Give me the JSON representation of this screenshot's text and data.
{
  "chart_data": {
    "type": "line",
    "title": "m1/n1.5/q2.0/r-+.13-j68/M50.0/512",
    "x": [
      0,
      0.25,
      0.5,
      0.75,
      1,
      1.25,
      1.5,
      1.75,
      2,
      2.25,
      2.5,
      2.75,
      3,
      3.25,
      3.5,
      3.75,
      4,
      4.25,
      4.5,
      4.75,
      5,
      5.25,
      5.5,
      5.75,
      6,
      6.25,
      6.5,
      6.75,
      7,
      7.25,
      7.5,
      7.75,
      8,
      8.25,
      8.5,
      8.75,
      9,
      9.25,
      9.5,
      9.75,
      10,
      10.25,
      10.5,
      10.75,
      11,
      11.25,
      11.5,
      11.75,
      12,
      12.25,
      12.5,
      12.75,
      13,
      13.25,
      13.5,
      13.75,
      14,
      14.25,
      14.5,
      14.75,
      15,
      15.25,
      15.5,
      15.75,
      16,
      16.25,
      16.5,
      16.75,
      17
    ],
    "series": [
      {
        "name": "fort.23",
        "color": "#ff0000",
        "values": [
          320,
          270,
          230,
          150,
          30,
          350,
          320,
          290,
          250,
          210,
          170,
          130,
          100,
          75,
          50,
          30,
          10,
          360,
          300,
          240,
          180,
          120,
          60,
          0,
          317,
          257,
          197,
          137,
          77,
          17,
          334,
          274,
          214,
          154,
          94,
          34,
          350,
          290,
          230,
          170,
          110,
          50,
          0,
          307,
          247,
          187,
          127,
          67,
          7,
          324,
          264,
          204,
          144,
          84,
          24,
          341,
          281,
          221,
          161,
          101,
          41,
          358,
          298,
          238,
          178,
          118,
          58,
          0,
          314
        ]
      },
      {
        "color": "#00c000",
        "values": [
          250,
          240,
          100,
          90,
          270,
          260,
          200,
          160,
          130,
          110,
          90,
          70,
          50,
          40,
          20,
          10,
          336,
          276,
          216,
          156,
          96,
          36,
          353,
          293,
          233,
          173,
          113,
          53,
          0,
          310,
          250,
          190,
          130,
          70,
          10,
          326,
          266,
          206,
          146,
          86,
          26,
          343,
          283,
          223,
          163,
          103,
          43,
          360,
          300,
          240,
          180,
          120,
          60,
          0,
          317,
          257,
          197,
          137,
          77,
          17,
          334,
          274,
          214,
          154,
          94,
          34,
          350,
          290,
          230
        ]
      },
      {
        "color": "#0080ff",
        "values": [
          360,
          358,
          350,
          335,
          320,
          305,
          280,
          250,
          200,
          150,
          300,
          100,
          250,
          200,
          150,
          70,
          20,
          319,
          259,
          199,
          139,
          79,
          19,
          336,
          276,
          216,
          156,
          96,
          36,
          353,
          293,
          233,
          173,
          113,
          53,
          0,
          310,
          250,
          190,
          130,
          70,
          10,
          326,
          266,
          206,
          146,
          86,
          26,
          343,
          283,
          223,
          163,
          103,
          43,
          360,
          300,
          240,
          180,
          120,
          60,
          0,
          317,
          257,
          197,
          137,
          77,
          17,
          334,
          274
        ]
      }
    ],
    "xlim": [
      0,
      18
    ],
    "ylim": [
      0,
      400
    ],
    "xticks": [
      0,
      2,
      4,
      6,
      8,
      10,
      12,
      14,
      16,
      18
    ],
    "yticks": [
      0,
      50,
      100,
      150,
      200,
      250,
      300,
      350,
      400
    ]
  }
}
—————
Repeat the data above exactly.

● **Exercise output**:
Give me the JSON representation of this screenshot's text and data.
{
  "chart_data": {
    "type": "line",
    "title": "m1/n1.5/q2.0/r-+.13-j68/M50.0/512",
    "x": [
      0,
      0.25,
      0.5,
      0.75,
      1,
      1.25,
      1.5,
      1.75,
      2,
      2.25,
      2.5,
      2.75,
      3,
      3.25,
      3.5,
      3.75,
      4,
      4.25,
      4.5,
      4.75,
      5,
      5.25,
      5.5,
      5.75,
      6,
      6.25,
      6.5,
      6.75,
      7,
      7.25,
      7.5,
      7.75,
      8,
      8.25,
      8.5,
      8.75,
      9,
      9.25,
      9.5,
      9.75,
      10,
      10.25,
      10.5,
      10.75,
      11,
      11.25,
      11.5,
      11.75,
      12,
      12.25,
      12.5,
      12.75,
      13,
      13.25,
      13.5,
      13.75,
      14,
      14.25,
      14.5,
      14.75,
      15,
      15.25,
      15.5,
      15.75,
      16,
      16.25,
      16.5,
      16.75,
      17
    ],
    "series": [
      {
        "name": "fort.23",
        "color": "#ff0000",
        "values": [
          320,
          270,
          230,
          150,
          30,
          350,
          320,
          290,
          250,
          210,
          170,
          130,
          100,
          75,
          50,
          30,
          10,
          360,
          300,
          240,
          180,
          120,
          60,
          0,
          317,
          257,
          197,
          137,
          77,
          17,
          334,
          274,
          214,
          154,
          94,
          34,
          350,
          290,
          230,
          170,
          110,
          50,
          0,
          307,
          247,
          187,
          127,
          67,
          7,
          324,
          264,
          204,
          144,
          84,
          24,
          341,
          281,
          221,
          161,
          101,
          41,
          358,
          298,
          238,
          178,
          118,
          58,
          0,
          314
        ]
      },
      {
        "color": "#00c000",
        "values": [
          250,
          240,
          100,
          90,
          270,
          260,
          200,
          160,
          130,
          110,
          90,
          70,
          50,
          40,
          20,
          10,
          336,
          276,
          216,
          156,
          96,
          36,
          353,
          293,
          233,
          173,
          113,
          53,
          0,
          310,
          250,
          190,
          130,
          70,
          10,
          326,
          266,
          206,
          146,
          86,
          26,
          343,
          283,
          223,
          163,
          103,
          43,
          360,
          300,
          240,
          180,
          120,
          60,
          0,
          317,
          257,
          197,
          137,
          77,
          17,
          334,
          274,
          214,
          154,
          94,
          34,
          350,
          290,
          230
        ]
      },
      {
        "color": "#0080ff",
        "values": [
          360,
          358,
          350,
          335,
          320,
          305,
          280,
          250,
          200,
          150,
          300,
          100,
          250,
          200,
          150,
          70,
          20,
          319,
          259,
          199,
          139,
          79,
          19,
          336,
          276,
          216,
          156,
          96,
          36,
          353,
          293,
          233,
          173,
          113,
          53,
          0,
          310,
          250,
          190,
          130,
          70,
          10,
          326,
          266,
          206,
          146,
          86,
          26,
          343,
          283,
          223,
          163,
          103,
          43,
          360,
          300,
          240,
          180,
          120,
          60,
          0,
          317,
          257,
          197,
          137,
          77,
          17,
          334,
          274
        ]
      }
    ],
    "xlim": [
      0,
      18
    ],
    "ylim": [
      0,
      400
    ],
    "xticks": [
      0,
      2,
      4,
      6,
      8,
      10,
      12,
      14,
      16,
      18
    ],
    "yticks": [
      0,
      50,
      100,
      150,
      200,
      250,
      300,
      350,
      400
    ]
  }
}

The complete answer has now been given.